* The data *
┄┄┄┄┄┄

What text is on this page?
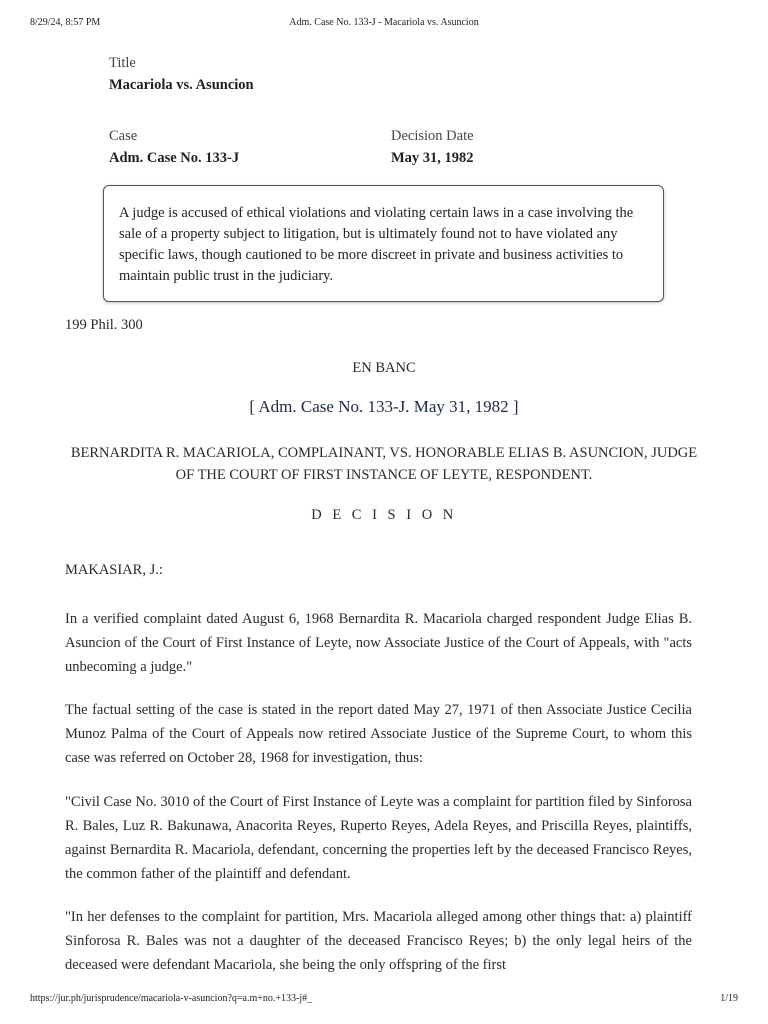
8/29/24, 8:57 PM	Adm. Case No. 133-J - Macariola vs. Asuncion
Title
Macariola vs. Asuncion
Case
Adm. Case No. 133-J
Decision Date
May 31, 1982
A judge is accused of ethical violations and violating certain laws in a case involving the sale of a property subject to litigation, but is ultimately found not to have violated any specific laws, though cautioned to be more discreet in private and business activities to maintain public trust in the judiciary.
199 Phil. 300
EN BANC
[ Adm. Case No. 133-J. May 31, 1982 ]
BERNARDITA R. MACARIOLA, COMPLAINANT, VS. HONORABLE ELIAS B. ASUNCION, JUDGE OF THE COURT OF FIRST INSTANCE OF LEYTE, RESPONDENT.
D E C I S I O N
MAKASIAR, J.:

In a verified complaint dated August 6, 1968 Bernardita R. Macariola charged respondent Judge Elias B. Asuncion of the Court of First Instance of Leyte, now Associate Justice of the Court of Appeals, with "acts unbecoming a judge."

The factual setting of the case is stated in the report dated May 27, 1971 of then Associate Justice Cecilia Munoz Palma of the Court of Appeals now retired Associate Justice of the Supreme Court, to whom this case was referred on October 28, 1968 for investigation, thus:

"Civil Case No. 3010 of the Court of First Instance of Leyte was a complaint for partition filed by Sinforosa R. Bales, Luz R. Bakunawa, Anacorita Reyes, Ruperto Reyes, Adela Reyes, and Priscilla Reyes, plaintiffs, against Bernardita R. Macariola, defendant, concerning the properties left by the deceased Francisco Reyes, the common father of the plaintiff and defendant.

"In her defenses to the complaint for partition, Mrs. Macariola alleged among other things that: a) plaintiff Sinforosa R. Bales was not a daughter of the deceased Francisco Reyes; b) the only legal heirs of the deceased were defendant Macariola, she being the only offspring of the first

https://jur.ph/jurisprudence/macariola-v-asuncion?q=a.m+no.+133-j#_	1/19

┄┄┄┄┄┄

* Task objective *
Retype the listing exactly. Pictures do not belong in the copy.

* Task output *
What text is on this page?
8/29/24, 8:57 PM	Adm. Case No. 133-J - Macariola vs. Asuncion
Title
Macariola vs. Asuncion
Case
Adm. Case No. 133-J
Decision Date
May 31, 1982
A judge is accused of ethical violations and violating certain laws in a case involving the sale of a property subject to litigation, but is ultimately found not to have violated any specific laws, though cautioned to be more discreet in private and business activities to maintain public trust in the judiciary.
199 Phil. 300
EN BANC
[ Adm. Case No. 133-J. May 31, 1982 ]
BERNARDITA R. MACARIOLA, COMPLAINANT, VS. HONORABLE ELIAS B. ASUNCION, JUDGE OF THE COURT OF FIRST INSTANCE OF LEYTE, RESPONDENT.
D E C I S I O N
MAKASIAR, J.:

In a verified complaint dated August 6, 1968 Bernardita R. Macariola charged respondent Judge Elias B. Asuncion of the Court of First Instance of Leyte, now Associate Justice of the Court of Appeals, with "acts unbecoming a judge."

The factual setting of the case is stated in the report dated May 27, 1971 of then Associate Justice Cecilia Munoz Palma of the Court of Appeals now retired Associate Justice of the Supreme Court, to whom this case was referred on October 28, 1968 for investigation, thus:

"Civil Case No. 3010 of the Court of First Instance of Leyte was a complaint for partition filed by Sinforosa R. Bales, Luz R. Bakunawa, Anacorita Reyes, Ruperto Reyes, Adela Reyes, and Priscilla Reyes, plaintiffs, against Bernardita R. Macariola, defendant, concerning the properties left by the deceased Francisco Reyes, the common father of the plaintiff and defendant.

"In her defenses to the complaint for partition, Mrs. Macariola alleged among other things that: a) plaintiff Sinforosa R. Bales was not a daughter of the deceased Francisco Reyes; b) the only legal heirs of the deceased were defendant Macariola, she being the only offspring of the first

https://jur.ph/jurisprudence/macariola-v-asuncion?q=a.m+no.+133-j#_	1/19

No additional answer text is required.